DATASET ROWS =
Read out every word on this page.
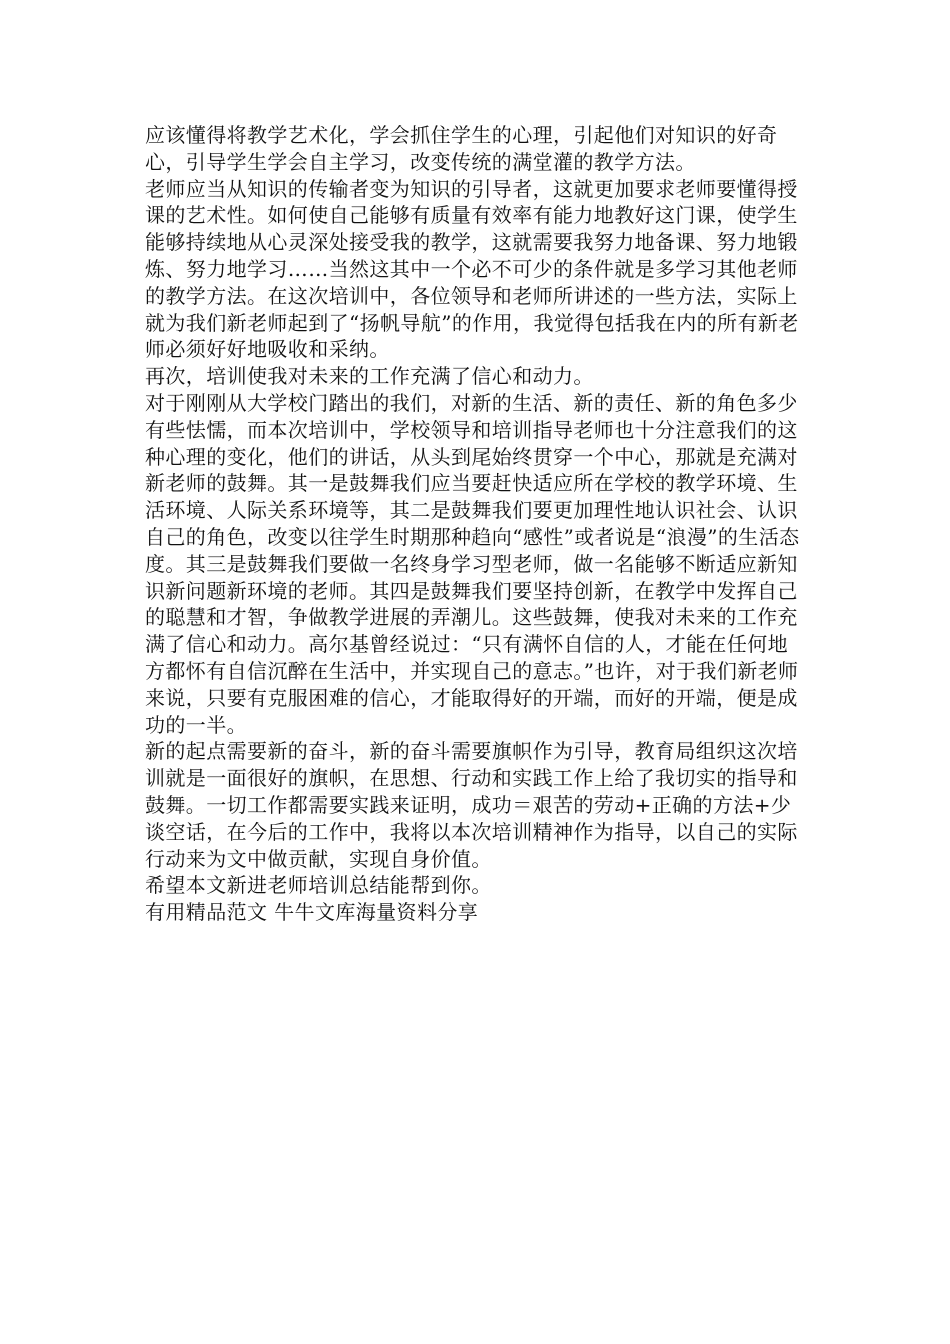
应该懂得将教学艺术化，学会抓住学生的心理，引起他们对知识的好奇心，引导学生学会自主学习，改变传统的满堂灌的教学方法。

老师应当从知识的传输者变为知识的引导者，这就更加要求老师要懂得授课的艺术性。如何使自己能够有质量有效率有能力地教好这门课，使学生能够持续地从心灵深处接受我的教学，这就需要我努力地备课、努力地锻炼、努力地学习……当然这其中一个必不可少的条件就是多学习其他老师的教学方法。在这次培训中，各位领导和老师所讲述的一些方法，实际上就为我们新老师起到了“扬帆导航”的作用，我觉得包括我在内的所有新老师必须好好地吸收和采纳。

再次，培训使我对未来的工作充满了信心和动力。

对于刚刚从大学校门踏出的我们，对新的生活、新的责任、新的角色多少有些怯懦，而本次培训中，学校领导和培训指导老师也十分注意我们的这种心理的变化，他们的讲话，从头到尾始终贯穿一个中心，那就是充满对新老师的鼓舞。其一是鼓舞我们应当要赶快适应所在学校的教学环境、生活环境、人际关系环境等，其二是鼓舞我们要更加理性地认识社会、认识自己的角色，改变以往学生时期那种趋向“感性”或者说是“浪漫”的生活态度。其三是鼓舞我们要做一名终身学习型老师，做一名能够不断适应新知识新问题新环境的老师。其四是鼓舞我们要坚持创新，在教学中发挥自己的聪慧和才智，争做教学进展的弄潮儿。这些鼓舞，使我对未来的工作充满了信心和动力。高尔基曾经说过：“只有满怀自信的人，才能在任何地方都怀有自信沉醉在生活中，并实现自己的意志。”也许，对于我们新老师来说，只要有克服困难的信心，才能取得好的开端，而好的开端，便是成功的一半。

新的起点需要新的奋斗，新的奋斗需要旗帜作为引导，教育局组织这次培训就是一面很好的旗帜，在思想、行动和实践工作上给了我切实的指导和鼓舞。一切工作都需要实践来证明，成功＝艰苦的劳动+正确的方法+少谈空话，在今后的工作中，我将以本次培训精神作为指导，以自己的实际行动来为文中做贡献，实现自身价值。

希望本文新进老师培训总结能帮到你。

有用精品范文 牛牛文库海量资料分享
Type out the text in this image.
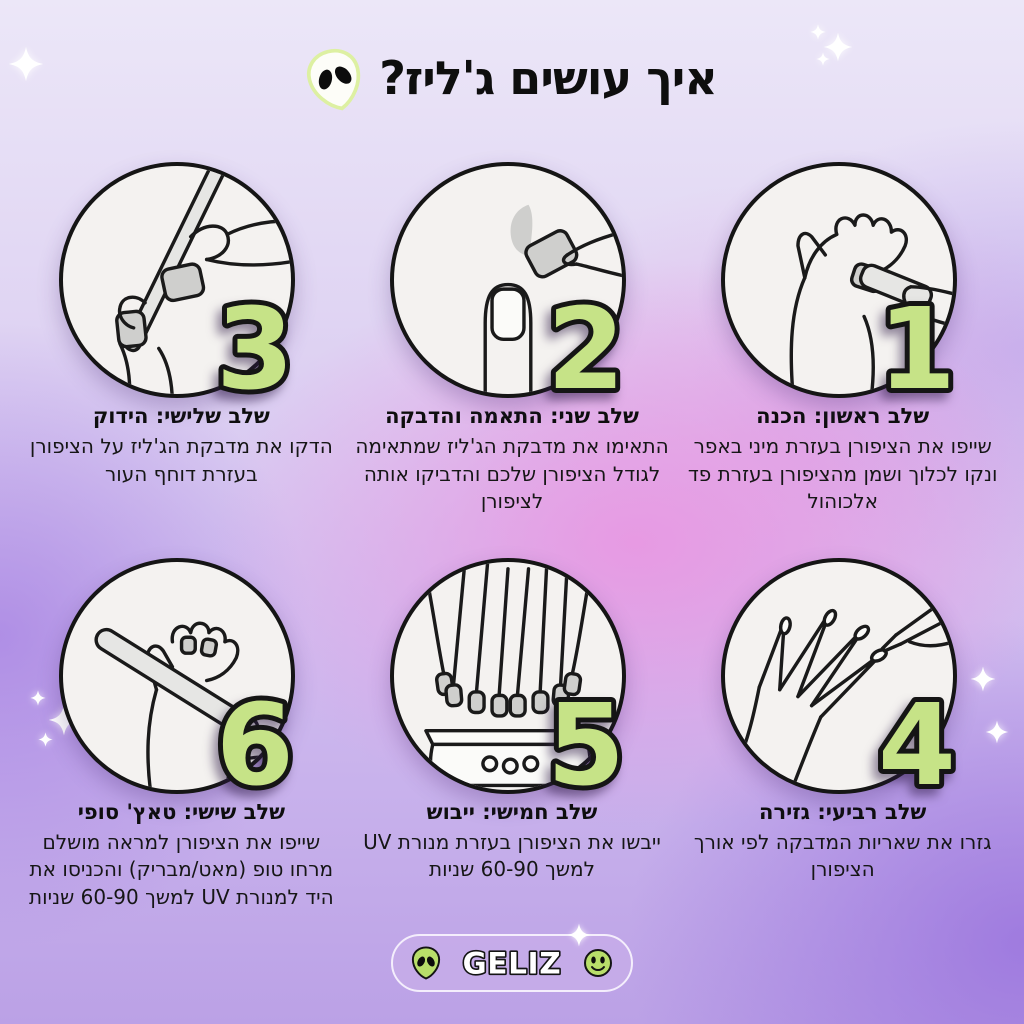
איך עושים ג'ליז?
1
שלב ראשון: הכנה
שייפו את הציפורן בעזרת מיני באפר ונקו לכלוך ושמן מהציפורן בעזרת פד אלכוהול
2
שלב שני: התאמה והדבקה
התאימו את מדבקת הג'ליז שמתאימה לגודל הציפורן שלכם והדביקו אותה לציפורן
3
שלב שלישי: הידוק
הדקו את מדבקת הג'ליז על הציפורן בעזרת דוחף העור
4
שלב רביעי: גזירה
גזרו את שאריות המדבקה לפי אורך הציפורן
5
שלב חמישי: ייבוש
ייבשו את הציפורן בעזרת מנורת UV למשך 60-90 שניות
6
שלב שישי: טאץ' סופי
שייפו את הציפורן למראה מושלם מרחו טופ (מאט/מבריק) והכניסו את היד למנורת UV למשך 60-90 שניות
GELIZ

--

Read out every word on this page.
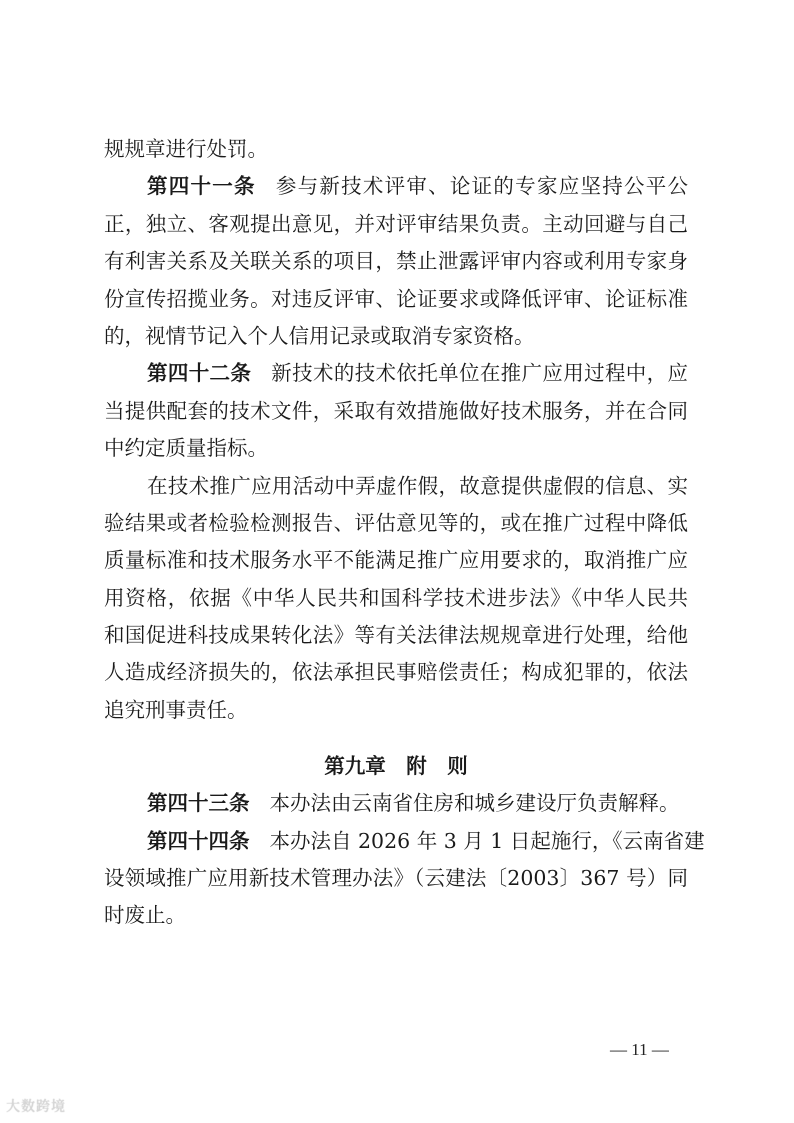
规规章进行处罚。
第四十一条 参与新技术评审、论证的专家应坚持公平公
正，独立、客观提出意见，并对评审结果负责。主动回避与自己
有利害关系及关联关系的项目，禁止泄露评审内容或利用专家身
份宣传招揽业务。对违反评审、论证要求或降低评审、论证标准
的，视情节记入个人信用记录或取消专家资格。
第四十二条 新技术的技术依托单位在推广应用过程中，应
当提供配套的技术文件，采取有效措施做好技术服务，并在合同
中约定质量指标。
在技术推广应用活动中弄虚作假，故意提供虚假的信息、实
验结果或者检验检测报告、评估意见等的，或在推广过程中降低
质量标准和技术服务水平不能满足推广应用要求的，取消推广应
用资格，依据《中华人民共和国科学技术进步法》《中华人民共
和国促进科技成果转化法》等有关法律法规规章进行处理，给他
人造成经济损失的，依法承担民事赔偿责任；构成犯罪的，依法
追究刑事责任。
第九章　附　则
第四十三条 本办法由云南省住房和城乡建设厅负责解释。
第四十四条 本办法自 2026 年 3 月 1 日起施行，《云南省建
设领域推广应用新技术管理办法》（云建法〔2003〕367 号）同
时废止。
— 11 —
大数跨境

GOAL = Make a copy of each line that contains the string "בעזרת".

EXPECTED OUTPUT =
שייפו את הציפורן בעזרת מיני באפר ונקו לכלוך ושמן מהציפורן בעזרת פד אלכוהול
הדקו את מדבקת הג'ליז על הציפורן בעזרת דוחף העור
ייבשו את הציפורן בעזרת מנורת UV למשך 60-90 שניות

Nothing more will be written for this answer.